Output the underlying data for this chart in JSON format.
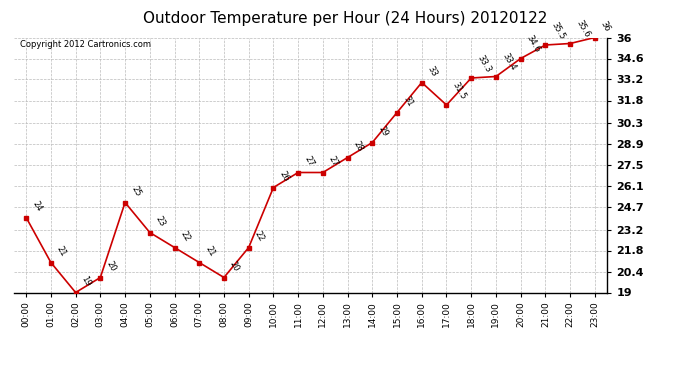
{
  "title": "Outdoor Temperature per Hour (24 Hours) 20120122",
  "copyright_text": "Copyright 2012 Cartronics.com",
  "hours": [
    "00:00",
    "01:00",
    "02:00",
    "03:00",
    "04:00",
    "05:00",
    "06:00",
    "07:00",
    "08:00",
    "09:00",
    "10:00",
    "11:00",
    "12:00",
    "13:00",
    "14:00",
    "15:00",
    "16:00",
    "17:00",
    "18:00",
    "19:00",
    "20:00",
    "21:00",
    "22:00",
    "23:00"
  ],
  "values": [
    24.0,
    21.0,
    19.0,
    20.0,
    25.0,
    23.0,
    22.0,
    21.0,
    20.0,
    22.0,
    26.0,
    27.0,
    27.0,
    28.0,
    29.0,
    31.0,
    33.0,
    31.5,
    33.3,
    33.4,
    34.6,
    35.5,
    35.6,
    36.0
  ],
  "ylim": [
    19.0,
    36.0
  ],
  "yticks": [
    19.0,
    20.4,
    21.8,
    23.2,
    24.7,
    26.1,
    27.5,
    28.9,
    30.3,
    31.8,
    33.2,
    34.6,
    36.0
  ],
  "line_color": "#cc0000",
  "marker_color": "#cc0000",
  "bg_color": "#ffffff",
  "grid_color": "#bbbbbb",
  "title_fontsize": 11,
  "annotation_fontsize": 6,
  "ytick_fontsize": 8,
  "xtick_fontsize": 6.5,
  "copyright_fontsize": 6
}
════════════════════
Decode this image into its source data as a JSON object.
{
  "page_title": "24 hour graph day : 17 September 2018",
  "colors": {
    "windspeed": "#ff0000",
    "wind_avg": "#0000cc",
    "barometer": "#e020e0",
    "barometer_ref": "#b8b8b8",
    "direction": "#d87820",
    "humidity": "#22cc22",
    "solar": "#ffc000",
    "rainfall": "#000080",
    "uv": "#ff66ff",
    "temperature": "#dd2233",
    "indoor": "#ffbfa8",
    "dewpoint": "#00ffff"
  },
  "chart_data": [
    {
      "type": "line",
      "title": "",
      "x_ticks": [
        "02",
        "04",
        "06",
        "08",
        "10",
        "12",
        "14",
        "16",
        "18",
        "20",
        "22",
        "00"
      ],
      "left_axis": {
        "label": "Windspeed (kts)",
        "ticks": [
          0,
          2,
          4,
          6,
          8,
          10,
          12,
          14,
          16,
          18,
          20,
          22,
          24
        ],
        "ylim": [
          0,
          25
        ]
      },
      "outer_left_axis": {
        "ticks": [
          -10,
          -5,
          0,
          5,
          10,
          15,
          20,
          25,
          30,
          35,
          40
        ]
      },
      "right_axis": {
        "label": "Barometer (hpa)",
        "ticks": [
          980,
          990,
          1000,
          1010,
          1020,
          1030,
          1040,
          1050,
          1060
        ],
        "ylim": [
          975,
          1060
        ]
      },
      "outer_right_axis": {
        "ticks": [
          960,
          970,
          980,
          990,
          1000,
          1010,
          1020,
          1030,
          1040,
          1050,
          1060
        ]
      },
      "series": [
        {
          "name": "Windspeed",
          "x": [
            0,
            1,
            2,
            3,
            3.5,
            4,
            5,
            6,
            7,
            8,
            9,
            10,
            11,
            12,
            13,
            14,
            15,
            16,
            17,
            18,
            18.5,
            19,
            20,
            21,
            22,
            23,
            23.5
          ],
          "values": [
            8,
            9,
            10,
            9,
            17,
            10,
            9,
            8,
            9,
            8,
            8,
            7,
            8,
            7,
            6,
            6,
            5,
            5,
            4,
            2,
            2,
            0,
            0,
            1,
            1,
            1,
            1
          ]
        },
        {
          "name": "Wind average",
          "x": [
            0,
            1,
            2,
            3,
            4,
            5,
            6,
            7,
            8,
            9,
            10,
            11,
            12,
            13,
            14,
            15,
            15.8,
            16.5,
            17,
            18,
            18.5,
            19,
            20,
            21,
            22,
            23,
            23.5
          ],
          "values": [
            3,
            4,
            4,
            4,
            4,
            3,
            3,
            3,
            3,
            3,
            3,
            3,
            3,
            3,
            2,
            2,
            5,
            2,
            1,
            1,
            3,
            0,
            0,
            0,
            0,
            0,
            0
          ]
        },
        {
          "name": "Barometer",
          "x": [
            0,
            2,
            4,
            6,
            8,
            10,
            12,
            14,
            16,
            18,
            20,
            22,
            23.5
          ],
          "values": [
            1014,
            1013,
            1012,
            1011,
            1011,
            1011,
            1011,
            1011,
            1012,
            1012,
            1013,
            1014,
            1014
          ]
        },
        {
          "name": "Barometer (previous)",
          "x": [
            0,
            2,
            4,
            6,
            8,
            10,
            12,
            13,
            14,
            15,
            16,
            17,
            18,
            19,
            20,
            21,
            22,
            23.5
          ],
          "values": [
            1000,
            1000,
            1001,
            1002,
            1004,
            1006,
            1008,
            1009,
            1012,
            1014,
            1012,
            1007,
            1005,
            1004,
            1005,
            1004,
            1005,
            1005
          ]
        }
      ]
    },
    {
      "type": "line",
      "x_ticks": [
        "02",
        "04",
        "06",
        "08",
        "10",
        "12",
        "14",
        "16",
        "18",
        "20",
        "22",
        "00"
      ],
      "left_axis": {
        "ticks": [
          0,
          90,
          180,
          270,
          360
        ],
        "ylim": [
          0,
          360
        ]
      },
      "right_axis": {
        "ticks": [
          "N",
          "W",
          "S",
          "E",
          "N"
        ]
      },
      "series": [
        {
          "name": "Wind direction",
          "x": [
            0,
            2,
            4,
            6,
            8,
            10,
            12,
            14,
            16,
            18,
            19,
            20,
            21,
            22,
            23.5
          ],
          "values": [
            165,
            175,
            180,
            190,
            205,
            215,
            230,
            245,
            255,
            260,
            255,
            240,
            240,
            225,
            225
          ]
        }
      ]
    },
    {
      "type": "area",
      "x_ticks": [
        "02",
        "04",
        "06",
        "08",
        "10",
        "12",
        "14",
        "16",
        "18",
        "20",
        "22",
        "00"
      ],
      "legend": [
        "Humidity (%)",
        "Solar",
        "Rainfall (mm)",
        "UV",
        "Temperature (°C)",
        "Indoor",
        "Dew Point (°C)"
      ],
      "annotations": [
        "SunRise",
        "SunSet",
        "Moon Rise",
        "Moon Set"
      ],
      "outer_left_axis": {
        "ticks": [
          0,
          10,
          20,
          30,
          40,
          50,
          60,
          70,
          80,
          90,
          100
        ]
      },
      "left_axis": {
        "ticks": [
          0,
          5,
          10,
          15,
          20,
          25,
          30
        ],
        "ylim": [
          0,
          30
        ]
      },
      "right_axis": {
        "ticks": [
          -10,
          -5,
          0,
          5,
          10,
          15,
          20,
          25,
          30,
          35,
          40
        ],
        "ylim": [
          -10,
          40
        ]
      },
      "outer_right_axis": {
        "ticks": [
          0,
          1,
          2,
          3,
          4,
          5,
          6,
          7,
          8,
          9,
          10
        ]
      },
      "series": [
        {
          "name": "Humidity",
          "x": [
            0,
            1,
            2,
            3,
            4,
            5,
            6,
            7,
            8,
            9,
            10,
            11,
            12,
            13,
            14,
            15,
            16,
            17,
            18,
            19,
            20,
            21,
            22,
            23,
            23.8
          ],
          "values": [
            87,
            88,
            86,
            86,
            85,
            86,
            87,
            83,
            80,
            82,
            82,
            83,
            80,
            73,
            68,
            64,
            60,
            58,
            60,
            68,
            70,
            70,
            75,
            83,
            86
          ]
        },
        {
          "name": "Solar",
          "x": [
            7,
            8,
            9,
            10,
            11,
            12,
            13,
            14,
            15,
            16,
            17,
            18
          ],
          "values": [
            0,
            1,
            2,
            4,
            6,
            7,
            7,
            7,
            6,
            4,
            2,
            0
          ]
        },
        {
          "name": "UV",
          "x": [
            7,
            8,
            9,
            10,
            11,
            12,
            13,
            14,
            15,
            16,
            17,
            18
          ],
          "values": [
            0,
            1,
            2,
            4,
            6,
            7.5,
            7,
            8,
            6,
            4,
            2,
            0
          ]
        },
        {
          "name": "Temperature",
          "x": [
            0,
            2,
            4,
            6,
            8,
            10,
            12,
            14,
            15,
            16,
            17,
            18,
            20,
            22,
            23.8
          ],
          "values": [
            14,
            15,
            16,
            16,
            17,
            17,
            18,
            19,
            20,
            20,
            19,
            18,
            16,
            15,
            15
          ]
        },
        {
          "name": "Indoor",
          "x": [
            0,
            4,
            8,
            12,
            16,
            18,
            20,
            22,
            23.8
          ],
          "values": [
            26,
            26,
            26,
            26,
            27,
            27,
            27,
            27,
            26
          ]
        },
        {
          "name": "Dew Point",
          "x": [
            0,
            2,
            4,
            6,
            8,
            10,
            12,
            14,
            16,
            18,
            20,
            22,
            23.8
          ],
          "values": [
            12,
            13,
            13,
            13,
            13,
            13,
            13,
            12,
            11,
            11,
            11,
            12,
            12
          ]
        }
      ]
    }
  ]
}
════════════════════
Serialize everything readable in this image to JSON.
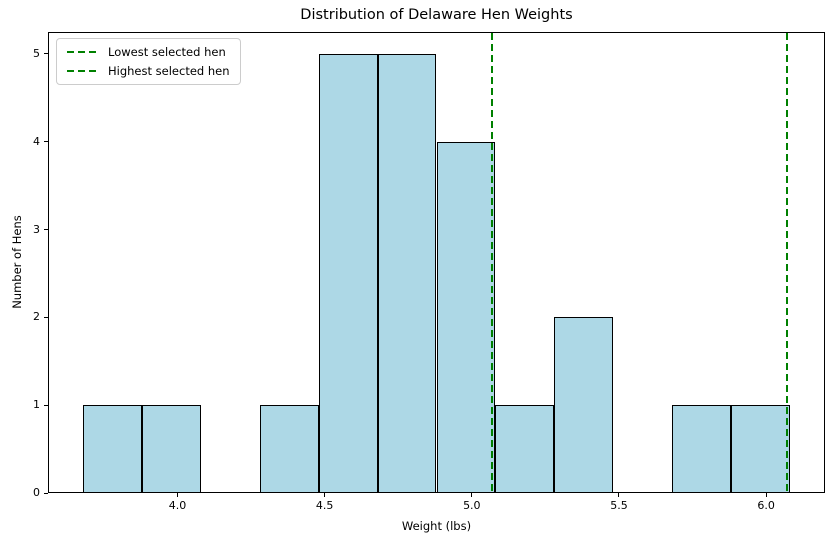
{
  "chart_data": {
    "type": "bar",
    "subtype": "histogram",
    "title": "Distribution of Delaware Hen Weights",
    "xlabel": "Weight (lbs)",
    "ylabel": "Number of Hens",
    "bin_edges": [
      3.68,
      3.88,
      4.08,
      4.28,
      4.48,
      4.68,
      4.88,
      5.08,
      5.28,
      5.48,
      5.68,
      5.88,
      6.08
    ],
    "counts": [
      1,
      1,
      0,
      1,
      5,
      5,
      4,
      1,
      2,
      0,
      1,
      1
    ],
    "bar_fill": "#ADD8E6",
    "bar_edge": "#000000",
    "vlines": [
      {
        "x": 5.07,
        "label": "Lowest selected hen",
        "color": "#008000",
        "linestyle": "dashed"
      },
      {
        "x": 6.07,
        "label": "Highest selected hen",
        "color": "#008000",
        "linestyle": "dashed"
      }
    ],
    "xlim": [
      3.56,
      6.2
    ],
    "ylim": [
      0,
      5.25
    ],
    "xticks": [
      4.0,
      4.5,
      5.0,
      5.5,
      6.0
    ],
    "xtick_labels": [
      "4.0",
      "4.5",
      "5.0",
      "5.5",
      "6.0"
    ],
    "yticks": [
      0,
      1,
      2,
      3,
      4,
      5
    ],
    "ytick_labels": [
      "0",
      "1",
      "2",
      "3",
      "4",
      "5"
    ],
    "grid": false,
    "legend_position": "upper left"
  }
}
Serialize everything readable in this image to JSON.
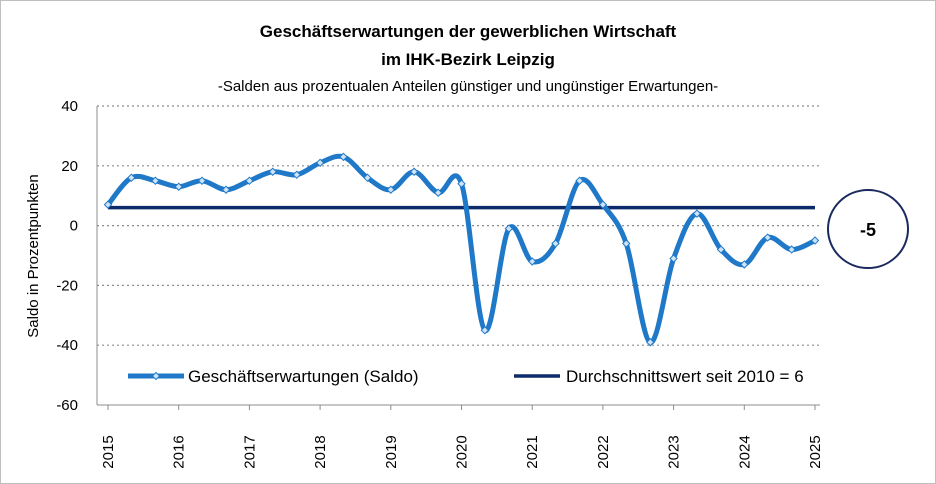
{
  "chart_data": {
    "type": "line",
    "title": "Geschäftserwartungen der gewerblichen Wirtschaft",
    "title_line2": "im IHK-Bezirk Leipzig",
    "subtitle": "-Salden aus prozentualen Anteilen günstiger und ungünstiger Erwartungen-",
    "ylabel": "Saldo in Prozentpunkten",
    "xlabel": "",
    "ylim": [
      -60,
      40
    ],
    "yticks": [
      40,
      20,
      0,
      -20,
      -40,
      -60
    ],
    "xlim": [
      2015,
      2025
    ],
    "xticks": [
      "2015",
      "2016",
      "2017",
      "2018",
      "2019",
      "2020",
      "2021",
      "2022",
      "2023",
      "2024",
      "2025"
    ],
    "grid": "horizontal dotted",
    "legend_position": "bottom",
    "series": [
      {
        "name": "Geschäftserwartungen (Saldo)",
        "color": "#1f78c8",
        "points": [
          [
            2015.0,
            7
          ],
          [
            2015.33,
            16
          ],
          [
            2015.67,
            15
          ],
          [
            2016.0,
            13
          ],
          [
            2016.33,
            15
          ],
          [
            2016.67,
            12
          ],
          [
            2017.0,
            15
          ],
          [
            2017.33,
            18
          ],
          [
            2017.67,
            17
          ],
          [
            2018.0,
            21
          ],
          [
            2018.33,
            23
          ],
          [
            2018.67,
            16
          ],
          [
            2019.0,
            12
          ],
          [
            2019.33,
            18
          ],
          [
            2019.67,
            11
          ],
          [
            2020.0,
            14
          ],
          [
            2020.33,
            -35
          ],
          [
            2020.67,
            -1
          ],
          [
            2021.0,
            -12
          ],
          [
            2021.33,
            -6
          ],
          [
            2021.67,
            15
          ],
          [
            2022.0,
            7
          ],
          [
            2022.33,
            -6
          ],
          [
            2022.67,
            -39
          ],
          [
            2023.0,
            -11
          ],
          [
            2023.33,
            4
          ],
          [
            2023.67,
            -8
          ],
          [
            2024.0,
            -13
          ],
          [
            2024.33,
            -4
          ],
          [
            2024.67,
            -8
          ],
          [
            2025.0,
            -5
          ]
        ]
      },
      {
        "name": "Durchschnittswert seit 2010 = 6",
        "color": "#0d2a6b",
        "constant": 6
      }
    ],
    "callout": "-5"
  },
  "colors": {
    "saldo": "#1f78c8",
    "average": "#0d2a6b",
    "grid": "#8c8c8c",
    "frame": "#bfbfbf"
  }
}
════════════════════
◆ Given exercise ◆
Copy every line of the listing that contains the word "ylabel".

◆ Answer to the task ◆
    "ylabel": "Number of Hens",
    "ylabel": "Saldo in Prozentpunkten",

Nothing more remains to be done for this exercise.